▶ **INSTRUCTIONS FOR THE TASK**:
Make an exact copy of all the entries below, with the pictures left out.

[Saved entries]
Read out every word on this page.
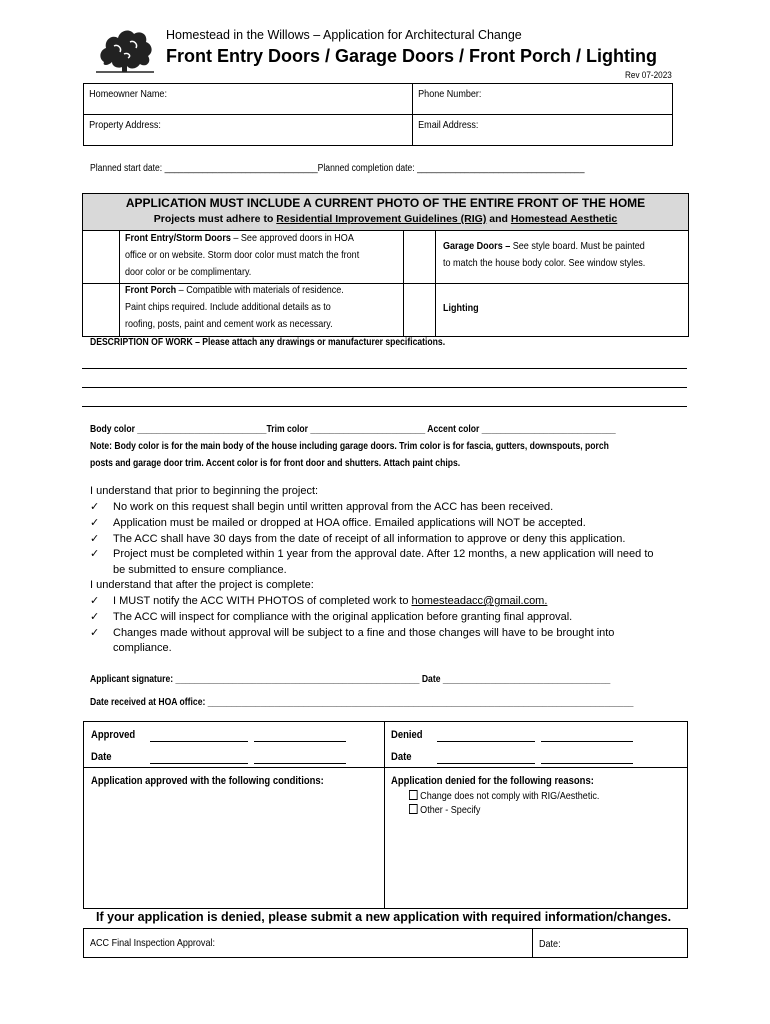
Homestead in the Willows – Application for Architectural Change
Front Entry Doors / Garage Doors / Front Porch / Lighting
Rev 07-2023
Homeowner Name:	Phone Number:

Property Address:	Email Address:
Planned start date: ________________________________Planned completion date: ___________________________________
APPLICATION MUST INCLUDE A CURRENT PHOTO OF THE ENTIRE FRONT OF THE HOME
Projects must adhere to Residential Improvement Guidelines (RIG) and Homestead Aesthetic
Front Entry/Storm Doors – See approved doors in HOA
office or on website. Storm door color must match the front
door color or be complimentary.
Front Porch – Compatible with materials of residence.
Paint chips required. Include additional details as to
roofing, posts, paint and cement work as necessary.
Garage Doors – See style board. Must be painted
to match the house body color. See window styles.
Lighting
DESCRIPTION OF WORK – Please attach any drawings or manufacturer specifications.
Body color ___________________________Trim color ________________________ Accent color ____________________________
Note: Body color is for the main body of the house including garage doors. Trim color is for fascia, gutters, downspouts, porch
posts and garage door trim. Accent color is for front door and shutters. Attach paint chips.
I understand that prior to beginning the project:
✓ No work on this request shall begin until written approval from the ACC has been received.
✓ Application must be mailed or dropped at HOA office. Emailed applications will NOT be accepted.
✓ The ACC shall have 30 days from the date of receipt of all information to approve or deny this application.
✓ Project must be completed within 1 year from the approval date. After 12 months, a new application will need to
be submitted to ensure compliance.
I understand that after the project is complete:
✓ I MUST notify the ACC WITH PHOTOS of completed work to homesteadacc@gmail.com.
✓ The ACC will inspect for compliance with the original application before granting final approval.
✓ Changes made without approval will be subject to a fine and those changes will have to be brought into
compliance.
Applicant signature: ___________________________________________________ Date ___________________________________
Date received at HOA office: _________________________________________________________________________________________
Approved
Date
Denied
Date
Application approved with the following conditions:	Application denied for the following reasons:
Change does not comply with RIG/Aesthetic.
Other - Specify
If your application is denied, please submit a new application with required information/changes.
ACC Final Inspection Approval:	Date:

▶ **RESULT FOR THIS TASK**:
Read out every word on this page.
Homestead in the Willows – Application for Architectural Change
Front Entry Doors / Garage Doors / Front Porch / Lighting
Rev 07-2023
Homeowner Name:	Phone Number:

Property Address:	Email Address:
Planned start date: ________________________________Planned completion date: ___________________________________
APPLICATION MUST INCLUDE A CURRENT PHOTO OF THE ENTIRE FRONT OF THE HOME
Projects must adhere to Residential Improvement Guidelines (RIG) and Homestead Aesthetic
Front Entry/Storm Doors – See approved doors in HOA
office or on website. Storm door color must match the front
door color or be complimentary.
Front Porch – Compatible with materials of residence.
Paint chips required. Include additional details as to
roofing, posts, paint and cement work as necessary.
Garage Doors – See style board. Must be painted
to match the house body color. See window styles.
Lighting
DESCRIPTION OF WORK – Please attach any drawings or manufacturer specifications.
Body color ___________________________Trim color ________________________ Accent color ____________________________
Note: Body color is for the main body of the house including garage doors. Trim color is for fascia, gutters, downspouts, porch
posts and garage door trim. Accent color is for front door and shutters. Attach paint chips.
I understand that prior to beginning the project:
✓ No work on this request shall begin until written approval from the ACC has been received.
✓ Application must be mailed or dropped at HOA office. Emailed applications will NOT be accepted.
✓ The ACC shall have 30 days from the date of receipt of all information to approve or deny this application.
✓ Project must be completed within 1 year from the approval date. After 12 months, a new application will need to
be submitted to ensure compliance.
I understand that after the project is complete:
✓ I MUST notify the ACC WITH PHOTOS of completed work to homesteadacc@gmail.com.
✓ The ACC will inspect for compliance with the original application before granting final approval.
✓ Changes made without approval will be subject to a fine and those changes will have to be brought into
compliance.
Applicant signature: ___________________________________________________ Date ___________________________________
Date received at HOA office: _________________________________________________________________________________________
Approved
Date
Denied
Date
Application approved with the following conditions:	Application denied for the following reasons:
Change does not comply with RIG/Aesthetic.
Other - Specify
If your application is denied, please submit a new application with required information/changes.
ACC Final Inspection Approval:	Date:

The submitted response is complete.